◆ **Short exercise**
Lines containing the string "تاریخ" are to be collected in full.

- - - - -

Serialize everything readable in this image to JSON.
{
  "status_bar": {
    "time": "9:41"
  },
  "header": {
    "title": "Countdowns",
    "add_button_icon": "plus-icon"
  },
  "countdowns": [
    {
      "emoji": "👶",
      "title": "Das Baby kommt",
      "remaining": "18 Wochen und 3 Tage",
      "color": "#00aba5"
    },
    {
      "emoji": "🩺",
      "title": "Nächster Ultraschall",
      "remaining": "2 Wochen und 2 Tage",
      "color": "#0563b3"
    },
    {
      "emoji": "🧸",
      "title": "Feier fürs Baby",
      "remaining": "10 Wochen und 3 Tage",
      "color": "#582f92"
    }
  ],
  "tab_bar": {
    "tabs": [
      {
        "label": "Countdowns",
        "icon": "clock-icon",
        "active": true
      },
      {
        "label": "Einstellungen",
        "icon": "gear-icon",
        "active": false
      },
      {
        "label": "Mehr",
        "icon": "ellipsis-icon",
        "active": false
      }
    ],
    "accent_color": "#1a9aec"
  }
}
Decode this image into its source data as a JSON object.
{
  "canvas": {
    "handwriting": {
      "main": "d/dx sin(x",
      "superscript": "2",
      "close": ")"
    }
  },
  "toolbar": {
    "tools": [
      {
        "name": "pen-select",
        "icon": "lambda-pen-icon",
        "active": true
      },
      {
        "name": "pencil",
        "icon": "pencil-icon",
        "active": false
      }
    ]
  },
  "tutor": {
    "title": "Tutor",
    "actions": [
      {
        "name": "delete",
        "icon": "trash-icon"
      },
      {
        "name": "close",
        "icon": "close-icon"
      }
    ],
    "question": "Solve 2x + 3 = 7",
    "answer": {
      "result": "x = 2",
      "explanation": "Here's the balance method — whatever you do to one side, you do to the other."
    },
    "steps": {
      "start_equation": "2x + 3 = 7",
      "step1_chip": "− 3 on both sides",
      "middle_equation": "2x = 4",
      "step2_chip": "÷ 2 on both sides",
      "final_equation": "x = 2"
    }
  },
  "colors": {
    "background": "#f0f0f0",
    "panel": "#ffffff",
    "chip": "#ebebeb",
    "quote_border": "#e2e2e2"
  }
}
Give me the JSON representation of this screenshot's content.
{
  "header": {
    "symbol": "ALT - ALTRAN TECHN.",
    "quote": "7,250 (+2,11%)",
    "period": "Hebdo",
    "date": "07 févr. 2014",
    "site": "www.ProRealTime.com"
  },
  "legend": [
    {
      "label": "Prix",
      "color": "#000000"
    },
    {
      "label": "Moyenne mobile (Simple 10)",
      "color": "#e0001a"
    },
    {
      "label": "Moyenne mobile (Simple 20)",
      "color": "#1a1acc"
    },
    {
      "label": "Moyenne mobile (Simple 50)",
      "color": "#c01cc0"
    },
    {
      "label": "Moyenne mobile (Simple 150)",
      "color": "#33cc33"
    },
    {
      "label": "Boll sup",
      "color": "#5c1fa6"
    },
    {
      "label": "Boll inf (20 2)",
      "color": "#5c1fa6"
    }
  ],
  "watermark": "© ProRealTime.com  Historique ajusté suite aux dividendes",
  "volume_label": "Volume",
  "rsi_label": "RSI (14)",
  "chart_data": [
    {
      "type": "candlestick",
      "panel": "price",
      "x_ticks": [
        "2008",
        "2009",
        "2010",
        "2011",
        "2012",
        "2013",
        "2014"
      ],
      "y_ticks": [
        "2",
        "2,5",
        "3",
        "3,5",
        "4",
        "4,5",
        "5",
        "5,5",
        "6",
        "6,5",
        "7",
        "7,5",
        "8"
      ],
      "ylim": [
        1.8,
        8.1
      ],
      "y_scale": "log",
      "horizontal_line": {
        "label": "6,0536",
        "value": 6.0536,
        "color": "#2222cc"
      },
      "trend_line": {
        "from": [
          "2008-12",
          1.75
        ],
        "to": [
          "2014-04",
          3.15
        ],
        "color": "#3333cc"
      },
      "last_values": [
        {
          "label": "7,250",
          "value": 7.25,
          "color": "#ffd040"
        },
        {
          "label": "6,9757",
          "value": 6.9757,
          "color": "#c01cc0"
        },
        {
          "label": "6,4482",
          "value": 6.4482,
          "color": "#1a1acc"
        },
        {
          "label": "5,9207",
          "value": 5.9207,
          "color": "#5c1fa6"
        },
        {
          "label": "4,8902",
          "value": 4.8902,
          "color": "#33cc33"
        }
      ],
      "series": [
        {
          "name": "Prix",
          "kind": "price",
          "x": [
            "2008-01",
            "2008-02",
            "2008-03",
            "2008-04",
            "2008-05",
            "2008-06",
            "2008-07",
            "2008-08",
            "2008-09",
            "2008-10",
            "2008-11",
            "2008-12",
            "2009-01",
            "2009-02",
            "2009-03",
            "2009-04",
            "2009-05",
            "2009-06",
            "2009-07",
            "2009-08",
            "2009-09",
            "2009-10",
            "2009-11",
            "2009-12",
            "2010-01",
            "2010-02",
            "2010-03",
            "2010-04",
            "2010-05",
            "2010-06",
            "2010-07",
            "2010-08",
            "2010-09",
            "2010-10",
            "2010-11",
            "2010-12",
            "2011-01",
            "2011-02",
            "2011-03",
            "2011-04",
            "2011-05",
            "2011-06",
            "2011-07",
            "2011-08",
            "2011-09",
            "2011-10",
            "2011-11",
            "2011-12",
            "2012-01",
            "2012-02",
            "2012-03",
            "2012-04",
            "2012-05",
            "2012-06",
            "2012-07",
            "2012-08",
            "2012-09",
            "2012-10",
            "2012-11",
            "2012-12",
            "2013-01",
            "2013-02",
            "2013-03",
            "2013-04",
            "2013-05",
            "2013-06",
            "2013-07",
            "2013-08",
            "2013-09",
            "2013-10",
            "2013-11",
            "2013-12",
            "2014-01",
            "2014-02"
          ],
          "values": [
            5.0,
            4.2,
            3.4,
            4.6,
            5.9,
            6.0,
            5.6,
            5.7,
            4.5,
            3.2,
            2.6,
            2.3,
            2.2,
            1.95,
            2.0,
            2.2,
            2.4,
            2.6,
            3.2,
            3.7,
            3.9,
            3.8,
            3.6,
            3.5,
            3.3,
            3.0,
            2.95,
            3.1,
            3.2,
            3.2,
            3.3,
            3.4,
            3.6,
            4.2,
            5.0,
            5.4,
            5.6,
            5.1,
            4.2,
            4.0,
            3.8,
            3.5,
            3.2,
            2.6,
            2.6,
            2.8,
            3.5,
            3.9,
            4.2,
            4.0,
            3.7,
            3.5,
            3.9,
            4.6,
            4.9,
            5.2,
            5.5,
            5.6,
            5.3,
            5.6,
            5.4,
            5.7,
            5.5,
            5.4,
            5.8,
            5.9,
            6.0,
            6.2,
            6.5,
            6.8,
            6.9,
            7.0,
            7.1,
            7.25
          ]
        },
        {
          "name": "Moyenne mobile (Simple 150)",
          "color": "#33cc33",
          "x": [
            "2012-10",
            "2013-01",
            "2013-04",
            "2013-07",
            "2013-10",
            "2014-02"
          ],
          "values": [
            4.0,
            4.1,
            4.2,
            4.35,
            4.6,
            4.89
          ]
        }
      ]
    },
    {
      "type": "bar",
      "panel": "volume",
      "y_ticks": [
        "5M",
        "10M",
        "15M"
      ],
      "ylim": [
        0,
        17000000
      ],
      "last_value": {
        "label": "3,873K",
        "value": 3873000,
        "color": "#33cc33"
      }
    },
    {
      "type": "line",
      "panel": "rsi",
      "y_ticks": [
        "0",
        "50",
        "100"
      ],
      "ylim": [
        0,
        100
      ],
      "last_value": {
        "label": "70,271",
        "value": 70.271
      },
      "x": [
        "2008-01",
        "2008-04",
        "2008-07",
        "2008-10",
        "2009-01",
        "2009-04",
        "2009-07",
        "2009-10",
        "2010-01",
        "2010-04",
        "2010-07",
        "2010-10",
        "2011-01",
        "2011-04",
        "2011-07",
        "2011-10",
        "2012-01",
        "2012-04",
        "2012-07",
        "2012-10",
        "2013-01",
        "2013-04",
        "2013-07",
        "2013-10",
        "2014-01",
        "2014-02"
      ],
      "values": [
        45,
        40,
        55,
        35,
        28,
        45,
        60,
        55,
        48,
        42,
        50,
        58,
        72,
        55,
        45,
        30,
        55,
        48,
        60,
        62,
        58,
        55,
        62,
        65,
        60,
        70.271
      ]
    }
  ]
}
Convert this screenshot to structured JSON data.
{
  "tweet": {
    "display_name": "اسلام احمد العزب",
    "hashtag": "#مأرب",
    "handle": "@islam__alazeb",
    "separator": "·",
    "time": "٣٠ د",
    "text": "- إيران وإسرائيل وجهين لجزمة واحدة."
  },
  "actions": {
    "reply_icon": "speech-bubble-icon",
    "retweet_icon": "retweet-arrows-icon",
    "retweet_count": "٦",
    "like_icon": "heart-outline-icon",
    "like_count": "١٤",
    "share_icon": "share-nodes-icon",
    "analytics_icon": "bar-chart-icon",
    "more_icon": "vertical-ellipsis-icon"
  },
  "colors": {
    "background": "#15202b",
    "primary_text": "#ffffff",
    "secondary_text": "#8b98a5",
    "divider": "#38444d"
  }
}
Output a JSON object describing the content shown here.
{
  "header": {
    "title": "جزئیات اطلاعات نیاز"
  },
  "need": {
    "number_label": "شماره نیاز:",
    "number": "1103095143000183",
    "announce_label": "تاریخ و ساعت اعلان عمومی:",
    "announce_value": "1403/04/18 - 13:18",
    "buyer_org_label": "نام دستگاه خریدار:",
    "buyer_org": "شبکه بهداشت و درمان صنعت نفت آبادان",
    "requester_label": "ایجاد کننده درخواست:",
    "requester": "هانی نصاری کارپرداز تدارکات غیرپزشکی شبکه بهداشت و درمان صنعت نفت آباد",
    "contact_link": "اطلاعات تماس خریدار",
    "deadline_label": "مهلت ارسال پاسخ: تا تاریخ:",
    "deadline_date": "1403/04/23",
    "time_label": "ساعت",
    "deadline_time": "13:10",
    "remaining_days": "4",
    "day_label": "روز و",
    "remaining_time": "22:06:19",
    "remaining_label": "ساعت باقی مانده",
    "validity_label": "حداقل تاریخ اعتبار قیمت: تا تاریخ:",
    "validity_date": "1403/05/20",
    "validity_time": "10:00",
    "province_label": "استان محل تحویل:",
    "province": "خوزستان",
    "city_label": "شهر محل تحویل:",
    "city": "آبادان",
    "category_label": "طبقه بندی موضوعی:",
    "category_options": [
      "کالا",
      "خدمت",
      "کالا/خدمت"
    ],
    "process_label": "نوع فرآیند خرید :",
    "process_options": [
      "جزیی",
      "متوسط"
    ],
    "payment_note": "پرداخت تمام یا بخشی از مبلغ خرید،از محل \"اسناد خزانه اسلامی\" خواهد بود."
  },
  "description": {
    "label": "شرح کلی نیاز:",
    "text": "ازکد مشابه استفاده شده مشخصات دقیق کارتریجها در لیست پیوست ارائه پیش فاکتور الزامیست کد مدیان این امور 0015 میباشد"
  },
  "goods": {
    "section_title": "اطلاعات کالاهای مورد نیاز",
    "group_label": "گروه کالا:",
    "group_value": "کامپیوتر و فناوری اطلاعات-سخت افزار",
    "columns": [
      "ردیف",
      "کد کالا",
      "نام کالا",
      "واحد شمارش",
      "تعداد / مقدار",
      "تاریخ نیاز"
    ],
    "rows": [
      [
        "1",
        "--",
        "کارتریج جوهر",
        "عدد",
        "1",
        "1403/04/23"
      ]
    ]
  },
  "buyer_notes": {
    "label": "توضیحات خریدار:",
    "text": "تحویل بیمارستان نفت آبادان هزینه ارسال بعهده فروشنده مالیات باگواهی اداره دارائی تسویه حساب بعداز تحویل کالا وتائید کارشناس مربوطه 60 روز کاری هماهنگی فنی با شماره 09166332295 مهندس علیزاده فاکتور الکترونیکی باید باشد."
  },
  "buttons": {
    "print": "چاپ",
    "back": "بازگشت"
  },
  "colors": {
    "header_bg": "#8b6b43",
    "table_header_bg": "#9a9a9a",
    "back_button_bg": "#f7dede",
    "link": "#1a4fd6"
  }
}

- - - - -

◆ **Result of this task**
    "announce_label": "تاریخ و ساعت اعلان عمومی:",
    "deadline_label": "مهلت ارسال پاسخ: تا تاریخ:",
    "validity_label": "حداقل تاریخ اعتبار قیمت: تا تاریخ:",
      "تاریخ نیاز"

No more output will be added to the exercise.